- _Stated exercise_
All records below must be retyped exactly.

- _Records supplied_
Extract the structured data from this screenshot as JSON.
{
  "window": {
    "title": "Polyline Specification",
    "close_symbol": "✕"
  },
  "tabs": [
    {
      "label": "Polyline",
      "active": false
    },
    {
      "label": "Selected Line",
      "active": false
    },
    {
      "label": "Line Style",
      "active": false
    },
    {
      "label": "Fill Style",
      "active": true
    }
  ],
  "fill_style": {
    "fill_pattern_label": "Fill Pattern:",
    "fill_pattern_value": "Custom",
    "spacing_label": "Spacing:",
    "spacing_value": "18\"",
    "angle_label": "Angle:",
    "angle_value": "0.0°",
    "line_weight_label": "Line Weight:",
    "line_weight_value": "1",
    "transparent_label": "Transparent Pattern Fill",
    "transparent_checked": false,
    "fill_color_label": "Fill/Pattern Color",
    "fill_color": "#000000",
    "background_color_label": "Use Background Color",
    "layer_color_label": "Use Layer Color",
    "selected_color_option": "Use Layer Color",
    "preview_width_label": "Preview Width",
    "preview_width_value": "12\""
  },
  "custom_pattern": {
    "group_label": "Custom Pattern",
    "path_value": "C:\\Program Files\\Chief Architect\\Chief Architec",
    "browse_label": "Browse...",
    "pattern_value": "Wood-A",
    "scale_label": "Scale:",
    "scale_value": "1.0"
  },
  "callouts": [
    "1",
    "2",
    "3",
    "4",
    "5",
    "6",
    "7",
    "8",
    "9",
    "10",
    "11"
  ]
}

- _The answer_
Extract the structured data from this screenshot as JSON.
{
  "window": {
    "title": "Polyline Specification",
    "close_symbol": "✕"
  },
  "tabs": [
    {
      "label": "Polyline",
      "active": false
    },
    {
      "label": "Selected Line",
      "active": false
    },
    {
      "label": "Line Style",
      "active": false
    },
    {
      "label": "Fill Style",
      "active": true
    }
  ],
  "fill_style": {
    "fill_pattern_label": "Fill Pattern:",
    "fill_pattern_value": "Custom",
    "spacing_label": "Spacing:",
    "spacing_value": "18\"",
    "angle_label": "Angle:",
    "angle_value": "0.0°",
    "line_weight_label": "Line Weight:",
    "line_weight_value": "1",
    "transparent_label": "Transparent Pattern Fill",
    "transparent_checked": false,
    "fill_color_label": "Fill/Pattern Color",
    "fill_color": "#000000",
    "background_color_label": "Use Background Color",
    "layer_color_label": "Use Layer Color",
    "selected_color_option": "Use Layer Color",
    "preview_width_label": "Preview Width",
    "preview_width_value": "12\""
  },
  "custom_pattern": {
    "group_label": "Custom Pattern",
    "path_value": "C:\\Program Files\\Chief Architect\\Chief Architec",
    "browse_label": "Browse...",
    "pattern_value": "Wood-A",
    "scale_label": "Scale:",
    "scale_value": "1.0"
  },
  "callouts": [
    "1",
    "2",
    "3",
    "4",
    "5",
    "6",
    "7",
    "8",
    "9",
    "10",
    "11"
  ]
}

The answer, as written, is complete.